(Records contained in a dataset)
______________________________

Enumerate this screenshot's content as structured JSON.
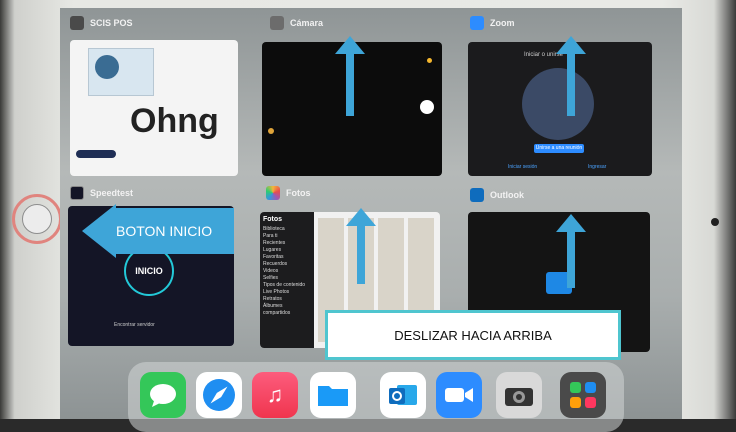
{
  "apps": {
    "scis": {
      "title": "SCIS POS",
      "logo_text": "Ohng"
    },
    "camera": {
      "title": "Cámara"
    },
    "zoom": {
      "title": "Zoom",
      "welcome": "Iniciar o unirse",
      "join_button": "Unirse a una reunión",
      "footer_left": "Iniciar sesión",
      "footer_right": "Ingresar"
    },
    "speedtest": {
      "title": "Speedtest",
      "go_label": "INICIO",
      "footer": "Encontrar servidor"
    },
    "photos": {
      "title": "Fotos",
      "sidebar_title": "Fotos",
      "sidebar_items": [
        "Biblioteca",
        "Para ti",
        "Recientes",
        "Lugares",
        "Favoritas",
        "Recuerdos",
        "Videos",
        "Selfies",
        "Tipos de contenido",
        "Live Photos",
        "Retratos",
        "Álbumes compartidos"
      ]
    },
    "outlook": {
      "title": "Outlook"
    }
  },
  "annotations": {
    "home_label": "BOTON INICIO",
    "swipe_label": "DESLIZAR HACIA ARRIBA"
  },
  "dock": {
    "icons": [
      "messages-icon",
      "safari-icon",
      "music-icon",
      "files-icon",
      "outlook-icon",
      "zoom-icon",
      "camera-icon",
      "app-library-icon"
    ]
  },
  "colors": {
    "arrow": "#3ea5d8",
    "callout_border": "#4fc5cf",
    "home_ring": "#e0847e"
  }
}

______________________________

What the task requires: In the entries above, find every line holding the word "Iniciar" and copy it out.

Result for this exercise:
      "welcome": "Iniciar o unirse",
      "footer_left": "Iniciar sesión",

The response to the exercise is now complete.